Work to complete =
Extract all of the data and reproduce it precisely.

## Start

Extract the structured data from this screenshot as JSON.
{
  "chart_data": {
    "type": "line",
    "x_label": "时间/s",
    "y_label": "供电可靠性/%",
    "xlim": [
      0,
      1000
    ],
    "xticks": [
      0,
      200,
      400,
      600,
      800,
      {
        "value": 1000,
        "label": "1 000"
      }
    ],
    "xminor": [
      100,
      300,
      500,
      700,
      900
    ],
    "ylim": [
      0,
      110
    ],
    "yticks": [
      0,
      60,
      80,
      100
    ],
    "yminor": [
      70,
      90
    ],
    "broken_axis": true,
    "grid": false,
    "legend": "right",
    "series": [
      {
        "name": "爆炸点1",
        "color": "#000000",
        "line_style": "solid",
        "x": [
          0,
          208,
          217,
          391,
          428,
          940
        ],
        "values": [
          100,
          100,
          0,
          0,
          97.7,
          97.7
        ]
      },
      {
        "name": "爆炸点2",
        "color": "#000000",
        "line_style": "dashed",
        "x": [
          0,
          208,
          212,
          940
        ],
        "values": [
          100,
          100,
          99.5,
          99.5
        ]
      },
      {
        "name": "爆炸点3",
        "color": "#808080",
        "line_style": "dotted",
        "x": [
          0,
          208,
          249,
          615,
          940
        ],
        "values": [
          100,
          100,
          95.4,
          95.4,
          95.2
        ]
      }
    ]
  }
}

## End

Output for this task =
Extract the structured data from this screenshot as JSON.
{
  "chart_data": {
    "type": "line",
    "x_label": "时间/s",
    "y_label": "供电可靠性/%",
    "xlim": [
      0,
      1000
    ],
    "xticks": [
      0,
      200,
      400,
      600,
      800,
      {
        "value": 1000,
        "label": "1 000"
      }
    ],
    "xminor": [
      100,
      300,
      500,
      700,
      900
    ],
    "ylim": [
      0,
      110
    ],
    "yticks": [
      0,
      60,
      80,
      100
    ],
    "yminor": [
      70,
      90
    ],
    "broken_axis": true,
    "grid": false,
    "legend": "right",
    "series": [
      {
        "name": "爆炸点1",
        "color": "#000000",
        "line_style": "solid",
        "x": [
          0,
          208,
          217,
          391,
          428,
          940
        ],
        "values": [
          100,
          100,
          0,
          0,
          97.7,
          97.7
        ]
      },
      {
        "name": "爆炸点2",
        "color": "#000000",
        "line_style": "dashed",
        "x": [
          0,
          208,
          212,
          940
        ],
        "values": [
          100,
          100,
          99.5,
          99.5
        ]
      },
      {
        "name": "爆炸点3",
        "color": "#808080",
        "line_style": "dotted",
        "x": [
          0,
          208,
          249,
          615,
          940
        ],
        "values": [
          100,
          100,
          95.4,
          95.4,
          95.2
        ]
      }
    ]
  }
}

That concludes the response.